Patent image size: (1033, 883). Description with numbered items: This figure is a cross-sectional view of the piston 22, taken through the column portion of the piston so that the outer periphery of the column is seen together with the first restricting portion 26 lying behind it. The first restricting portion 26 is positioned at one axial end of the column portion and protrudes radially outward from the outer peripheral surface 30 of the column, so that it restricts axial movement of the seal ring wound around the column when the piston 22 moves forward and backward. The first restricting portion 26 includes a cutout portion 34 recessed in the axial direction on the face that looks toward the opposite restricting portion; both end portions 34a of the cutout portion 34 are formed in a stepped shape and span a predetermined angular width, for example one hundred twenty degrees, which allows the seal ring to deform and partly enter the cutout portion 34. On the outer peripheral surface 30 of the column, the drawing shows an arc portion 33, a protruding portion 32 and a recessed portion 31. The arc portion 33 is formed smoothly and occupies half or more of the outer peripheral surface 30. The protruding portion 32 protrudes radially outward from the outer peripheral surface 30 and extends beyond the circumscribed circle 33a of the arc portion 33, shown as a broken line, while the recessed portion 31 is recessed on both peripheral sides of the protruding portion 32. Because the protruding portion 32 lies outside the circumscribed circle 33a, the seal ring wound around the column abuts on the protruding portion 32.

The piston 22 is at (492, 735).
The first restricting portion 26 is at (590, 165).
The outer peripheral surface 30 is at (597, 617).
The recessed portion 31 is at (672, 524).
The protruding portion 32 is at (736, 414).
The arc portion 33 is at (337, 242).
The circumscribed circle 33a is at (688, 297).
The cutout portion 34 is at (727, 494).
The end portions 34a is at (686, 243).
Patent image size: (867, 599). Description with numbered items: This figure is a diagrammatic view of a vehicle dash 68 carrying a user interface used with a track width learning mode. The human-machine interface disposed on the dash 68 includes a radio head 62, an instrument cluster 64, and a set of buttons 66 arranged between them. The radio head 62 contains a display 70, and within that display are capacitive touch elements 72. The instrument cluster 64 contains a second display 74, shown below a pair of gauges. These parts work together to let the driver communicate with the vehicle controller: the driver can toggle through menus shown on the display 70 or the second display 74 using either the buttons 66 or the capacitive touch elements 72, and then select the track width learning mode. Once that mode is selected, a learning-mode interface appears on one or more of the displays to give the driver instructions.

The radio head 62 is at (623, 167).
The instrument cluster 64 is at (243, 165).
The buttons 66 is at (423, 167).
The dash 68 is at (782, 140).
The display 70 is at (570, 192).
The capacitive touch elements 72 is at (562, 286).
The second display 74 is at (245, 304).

### Written instruction
Please reproduce word for word the entries from the line containing "Patent image size: (867, 599)." through the line containing "The dash 68 is at (782, 140).", including both of those lines.

### The response
Patent image size: (867, 599). Description with numbered items: This figure is a diagrammatic view of a vehicle dash 68 carrying a user interface used with a track width learning mode. The human-machine interface disposed on the dash 68 includes a radio head 62, an instrument cluster 64, and a set of buttons 66 arranged between them. The radio head 62 contains a display 70, and within that display are capacitive touch elements 72. The instrument cluster 64 contains a second display 74, shown below a pair of gauges. These parts work together to let the driver communicate with the vehicle controller: the driver can toggle through menus shown on the display 70 or the second display 74 using either the buttons 66 or the capacitive touch elements 72, and then select the track width learning mode. Once that mode is selected, a learning-mode interface appears on one or more of the displays to give the driver instructions.

The radio head 62 is at (623, 167).
The instrument cluster 64 is at (243, 165).
The buttons 66 is at (423, 167).
The dash 68 is at (782, 140).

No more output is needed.